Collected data
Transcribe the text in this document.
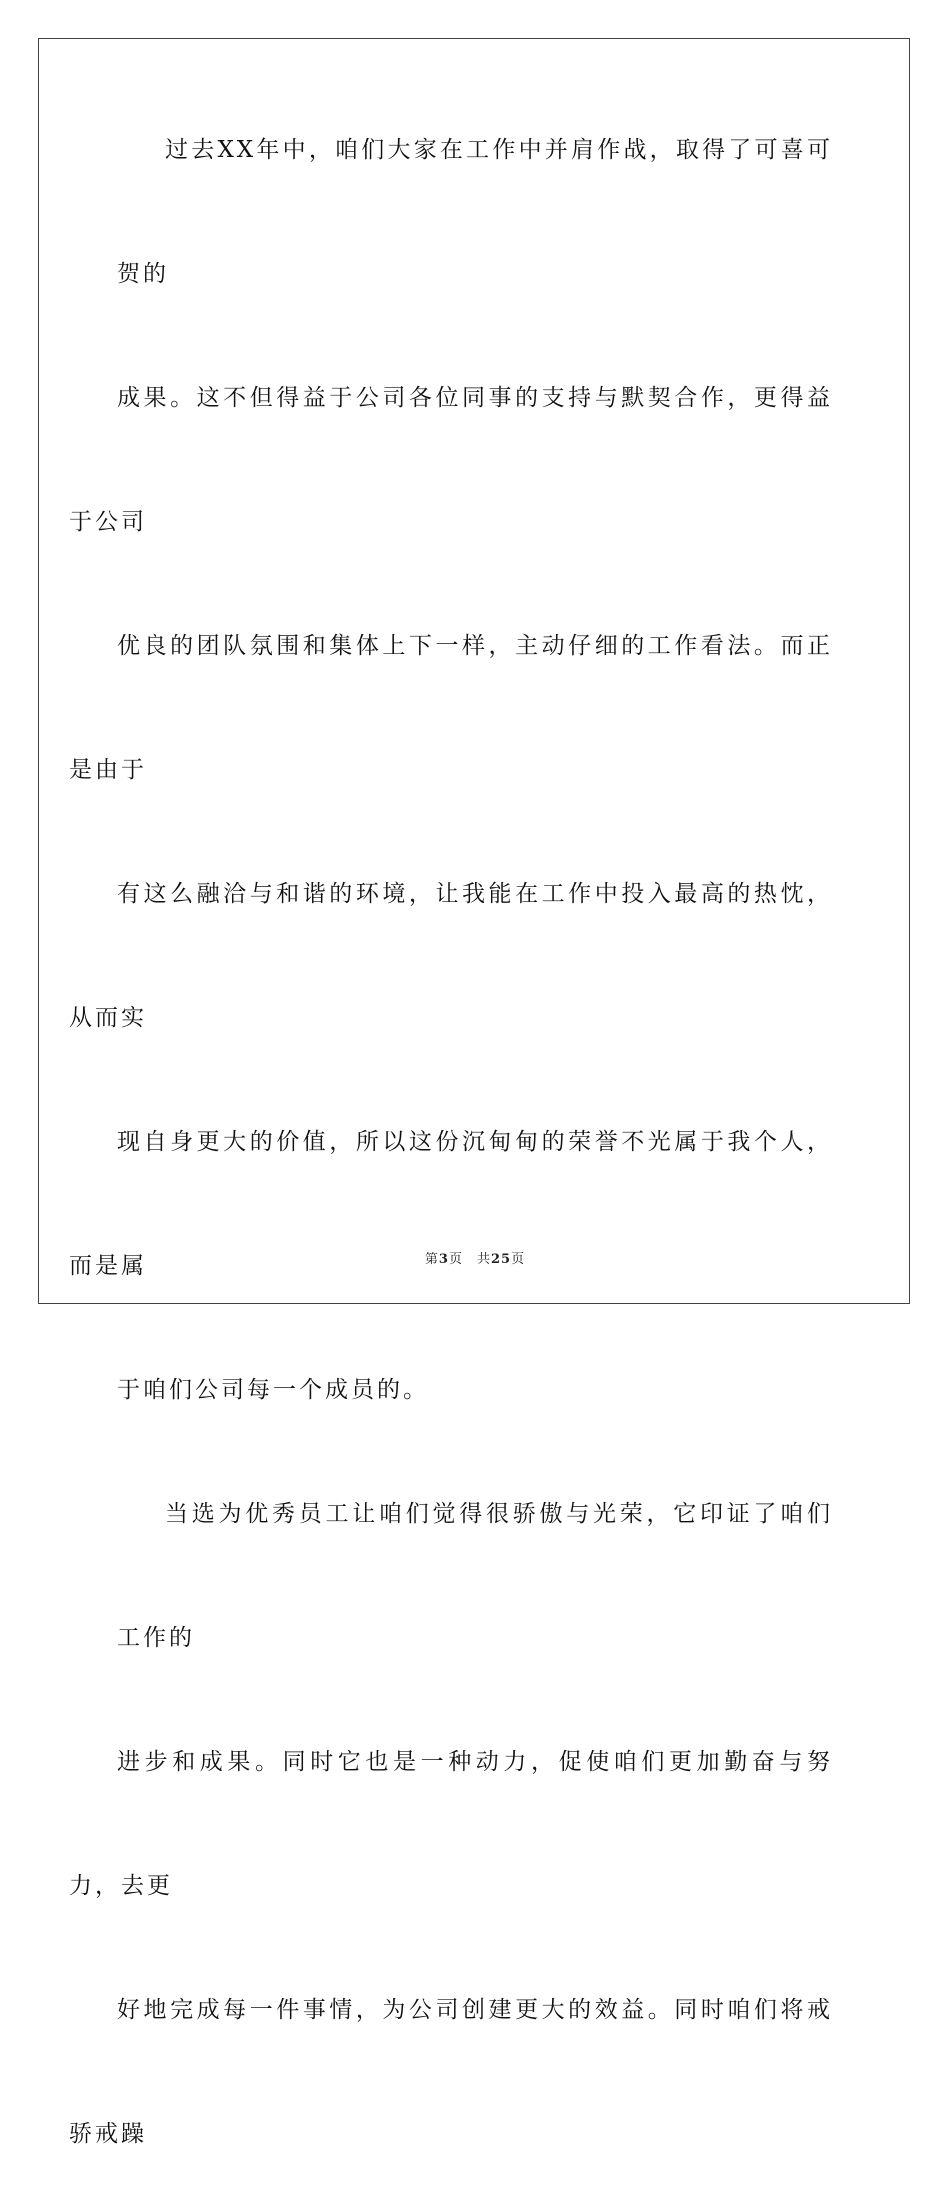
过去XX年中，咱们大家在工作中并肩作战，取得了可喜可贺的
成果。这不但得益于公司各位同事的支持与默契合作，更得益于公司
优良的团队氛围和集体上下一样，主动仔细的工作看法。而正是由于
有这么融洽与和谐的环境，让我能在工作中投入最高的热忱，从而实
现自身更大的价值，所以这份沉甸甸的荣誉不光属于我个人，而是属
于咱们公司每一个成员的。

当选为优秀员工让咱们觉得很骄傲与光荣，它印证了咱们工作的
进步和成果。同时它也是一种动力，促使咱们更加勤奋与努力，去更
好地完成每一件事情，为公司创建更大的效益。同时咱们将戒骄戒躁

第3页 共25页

• **Written problem**
Write out all the records again, exactly, minus any pictures.

• **Exercise solution**
Transcribe the text in this document.
过去XX年中，咱们大家在工作中并肩作战，取得了可喜可贺的
成果。这不但得益于公司各位同事的支持与默契合作，更得益于公司
优良的团队氛围和集体上下一样，主动仔细的工作看法。而正是由于
有这么融洽与和谐的环境，让我能在工作中投入最高的热忱，从而实
现自身更大的价值，所以这份沉甸甸的荣誉不光属于我个人，而是属
于咱们公司每一个成员的。

当选为优秀员工让咱们觉得很骄傲与光荣，它印证了咱们工作的
进步和成果。同时它也是一种动力，促使咱们更加勤奋与努力，去更
好地完成每一件事情，为公司创建更大的效益。同时咱们将戒骄戒躁

第3页 共25页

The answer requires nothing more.